_Entries provided_

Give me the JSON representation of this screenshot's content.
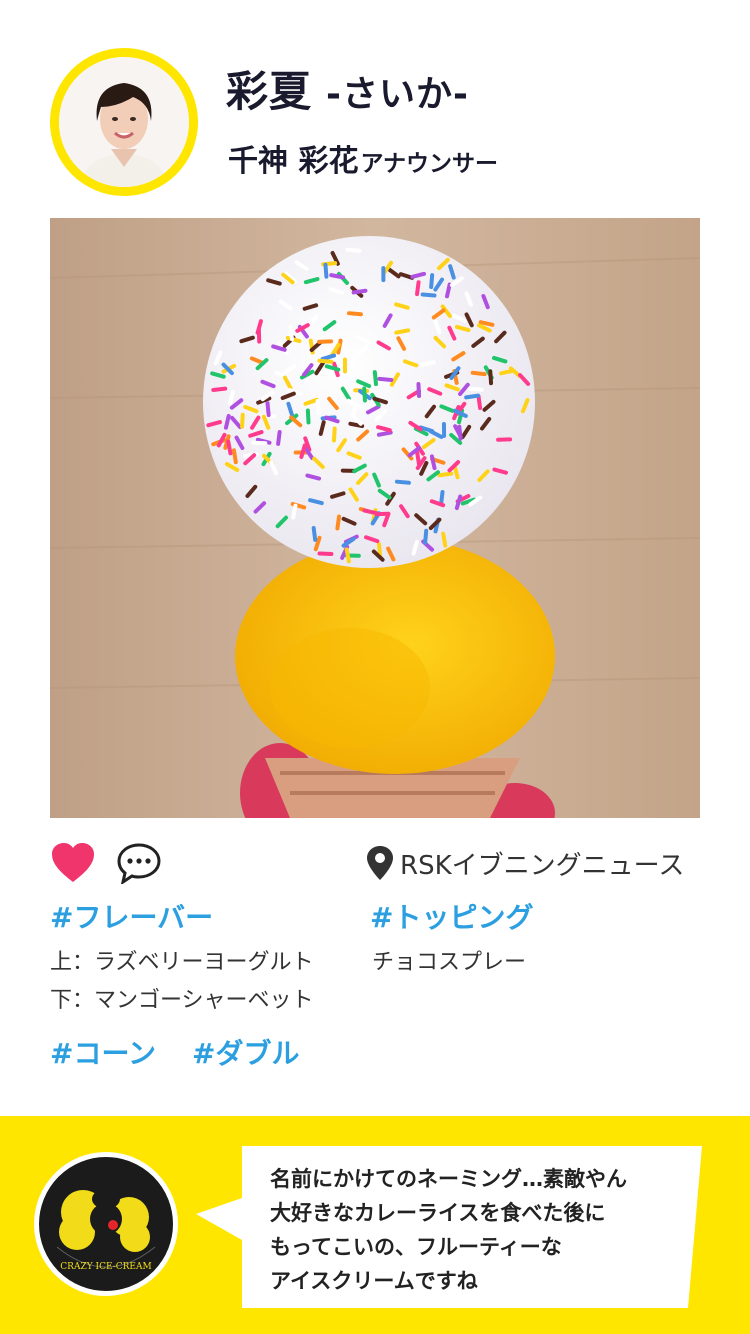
{
  "header": {
    "title": "彩夏",
    "title_suffix": "-さいか-",
    "announcer_name": "千神 彩花",
    "announcer_role": "アナウンサー"
  },
  "actions": {
    "like_icon": "heart-icon",
    "comment_icon": "comment-icon",
    "location_icon": "pin-icon",
    "location": "RSKイブニングニュース"
  },
  "tags": {
    "flavor": "#フレーバー",
    "topping": "#トッピング",
    "cone": "#コーン",
    "double": "#ダブル"
  },
  "details": {
    "flavor_top": "上：ラズベリーヨーグルト",
    "flavor_bottom": "下：マンゴーシャーベット",
    "topping": "チョコスプレー"
  },
  "comment": {
    "lines": [
      "名前にかけてのネーミング…素敵やん",
      "大好きなカレーライスを食べた後に",
      "もってこいの、フルーティーな",
      "アイスクリームですね"
    ]
  },
  "logo": {
    "text": "CRAZY ICE-CREAM"
  },
  "colors": {
    "accent_yellow": "#ffe600",
    "tag_blue": "#2b9fe0",
    "heart_pink": "#f0346c",
    "title_navy": "#1a1a2e"
  }
}
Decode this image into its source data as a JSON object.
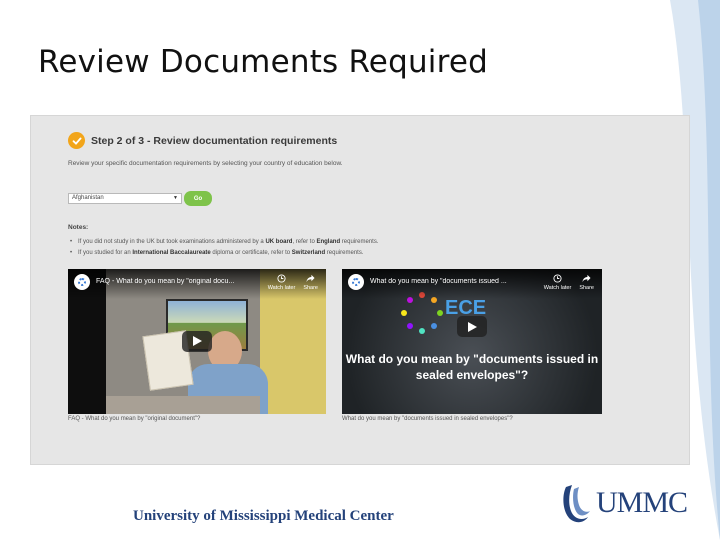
{
  "slide": {
    "title": "Review Documents Required"
  },
  "screenshot": {
    "step_title": "Step 2 of 3 - Review documentation requirements",
    "instructions": "Review your specific documentation requirements by selecting your country of education below.",
    "country_select": {
      "value": "Afghanistan"
    },
    "go_label": "Go",
    "notes_label": "Notes:",
    "notes": [
      {
        "pre": "If you did not study in the UK but took examinations administered by a ",
        "bold1": "UK board",
        "mid": ", refer to ",
        "bold2": "England",
        "post": " requirements."
      },
      {
        "pre": "If you studied for an ",
        "bold1": "International Baccalaureate",
        "mid": " diploma or certificate, refer to ",
        "bold2": "Switzerland",
        "post": " requirements."
      }
    ],
    "videos": [
      {
        "title": "FAQ - What do you mean by \"original docu...",
        "watch_later": "Watch later",
        "share": "Share",
        "caption": "FAQ - What do you mean by \"original document\"?"
      },
      {
        "title": "What do you mean by \"documents issued ...",
        "watch_later": "Watch later",
        "share": "Share",
        "logo_text": "ECE",
        "overlay_text": "What do you mean by \"documents issued in sealed envelopes\"?",
        "caption": "What do you mean by \"documents issued in sealed envelopes\"?"
      }
    ]
  },
  "footer": {
    "institution": "University of Mississippi Medical Center",
    "logo_text": "UMMC"
  }
}
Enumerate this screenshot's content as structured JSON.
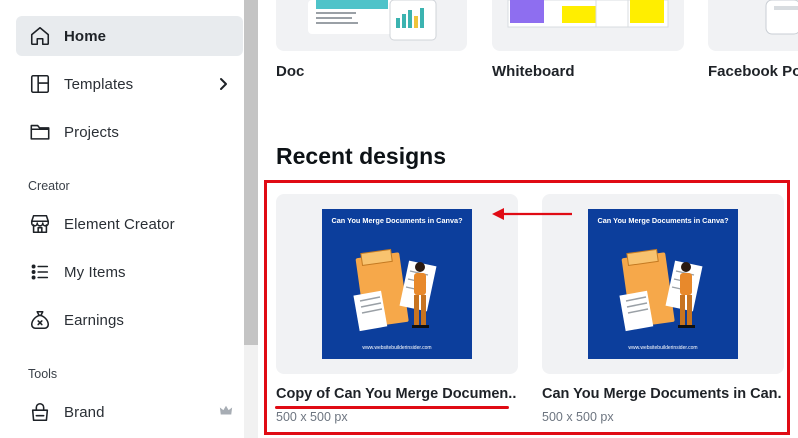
{
  "sidebar": {
    "items": [
      {
        "label": "Home",
        "icon": "home-icon"
      },
      {
        "label": "Templates",
        "icon": "templates-icon"
      },
      {
        "label": "Projects",
        "icon": "folder-icon"
      },
      {
        "label": "Element Creator",
        "icon": "store-icon"
      },
      {
        "label": "My Items",
        "icon": "list-icon"
      },
      {
        "label": "Earnings",
        "icon": "money-bag-icon"
      },
      {
        "label": "Brand",
        "icon": "brand-icon"
      }
    ],
    "sections": {
      "creator": "Creator",
      "tools": "Tools"
    }
  },
  "top_cards": [
    {
      "label": "Doc"
    },
    {
      "label": "Whiteboard"
    },
    {
      "label": "Facebook Pos"
    }
  ],
  "recent": {
    "heading": "Recent designs",
    "designs": [
      {
        "title": "Copy of Can You Merge Documen...",
        "size": "500 x 500 px",
        "image_title": "Can You Merge Documents in Canva?",
        "image_url": "www.websitebuilderinsider.com"
      },
      {
        "title": "Can You Merge Documents in Can...",
        "size": "500 x 500 px",
        "image_title": "Can You Merge Documents in Canva?",
        "image_url": "www.websitebuilderinsider.com"
      }
    ]
  },
  "colors": {
    "active_bg": "#e8ebee",
    "annotation_red": "#e00b14",
    "design_blue": "#0c3e9c"
  }
}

_Task requirements_
Without the images, write out each line of the data verbatim.

_Complete output_
Give me the JSON representation of this screenshot's content.
{
  "header": {
    "title": "彩夏",
    "title_suffix": "-さいか-",
    "announcer_name": "千神 彩花",
    "announcer_role": "アナウンサー"
  },
  "actions": {
    "like_icon": "heart-icon",
    "comment_icon": "comment-icon",
    "location_icon": "pin-icon",
    "location": "RSKイブニングニュース"
  },
  "tags": {
    "flavor": "#フレーバー",
    "topping": "#トッピング",
    "cone": "#コーン",
    "double": "#ダブル"
  },
  "details": {
    "flavor_top": "上：ラズベリーヨーグルト",
    "flavor_bottom": "下：マンゴーシャーベット",
    "topping": "チョコスプレー"
  },
  "comment": {
    "lines": [
      "名前にかけてのネーミング…素敵やん",
      "大好きなカレーライスを食べた後に",
      "もってこいの、フルーティーな",
      "アイスクリームですね"
    ]
  },
  "logo": {
    "text": "CRAZY ICE-CREAM"
  },
  "colors": {
    "accent_yellow": "#ffe600",
    "tag_blue": "#2b9fe0",
    "heart_pink": "#f0346c",
    "title_navy": "#1a1a2e"
  }
}
Decode this image into its source data as a JSON object.
{
  "slide": {
    "title": "Review Documents Required"
  },
  "screenshot": {
    "step_title": "Step 2 of 3 - Review documentation requirements",
    "instructions": "Review your specific documentation requirements by selecting your country of education below.",
    "country_select": {
      "value": "Afghanistan"
    },
    "go_label": "Go",
    "notes_label": "Notes:",
    "notes": [
      {
        "pre": "If you did not study in the UK but took examinations administered by a ",
        "bold1": "UK board",
        "mid": ", refer to ",
        "bold2": "England",
        "post": " requirements."
      },
      {
        "pre": "If you studied for an ",
        "bold1": "International Baccalaureate",
        "mid": " diploma or certificate, refer to ",
        "bold2": "Switzerland",
        "post": " requirements."
      }
    ],
    "videos": [
      {
        "title": "FAQ - What do you mean by \"original docu...",
        "watch_later": "Watch later",
        "share": "Share",
        "caption": "FAQ - What do you mean by \"original document\"?"
      },
      {
        "title": "What do you mean by \"documents issued ...",
        "watch_later": "Watch later",
        "share": "Share",
        "logo_text": "ECE",
        "overlay_text": "What do you mean by \"documents issued in sealed envelopes\"?",
        "caption": "What do you mean by \"documents issued in sealed envelopes\"?"
      }
    ]
  },
  "footer": {
    "institution": "University of Mississippi Medical Center",
    "logo_text": "UMMC"
  }
}
Enumerate this screenshot's content as structured JSON.
{
  "sidebar": {
    "items": [
      {
        "label": "Home",
        "icon": "home-icon"
      },
      {
        "label": "Templates",
        "icon": "templates-icon"
      },
      {
        "label": "Projects",
        "icon": "folder-icon"
      },
      {
        "label": "Element Creator",
        "icon": "store-icon"
      },
      {
        "label": "My Items",
        "icon": "list-icon"
      },
      {
        "label": "Earnings",
        "icon": "money-bag-icon"
      },
      {
        "label": "Brand",
        "icon": "brand-icon"
      }
    ],
    "sections": {
      "creator": "Creator",
      "tools": "Tools"
    }
  },
  "top_cards": [
    {
      "label": "Doc"
    },
    {
      "label": "Whiteboard"
    },
    {
      "label": "Facebook Pos"
    }
  ],
  "recent": {
    "heading": "Recent designs",
    "designs": [
      {
        "title": "Copy of Can You Merge Documen...",
        "size": "500 x 500 px",
        "image_title": "Can You Merge Documents in Canva?",
        "image_url": "www.websitebuilderinsider.com"
      },
      {
        "title": "Can You Merge Documents in Can...",
        "size": "500 x 500 px",
        "image_title": "Can You Merge Documents in Canva?",
        "image_url": "www.websitebuilderinsider.com"
      }
    ]
  },
  "colors": {
    "active_bg": "#e8ebee",
    "annotation_red": "#e00b14",
    "design_blue": "#0c3e9c"
  }
}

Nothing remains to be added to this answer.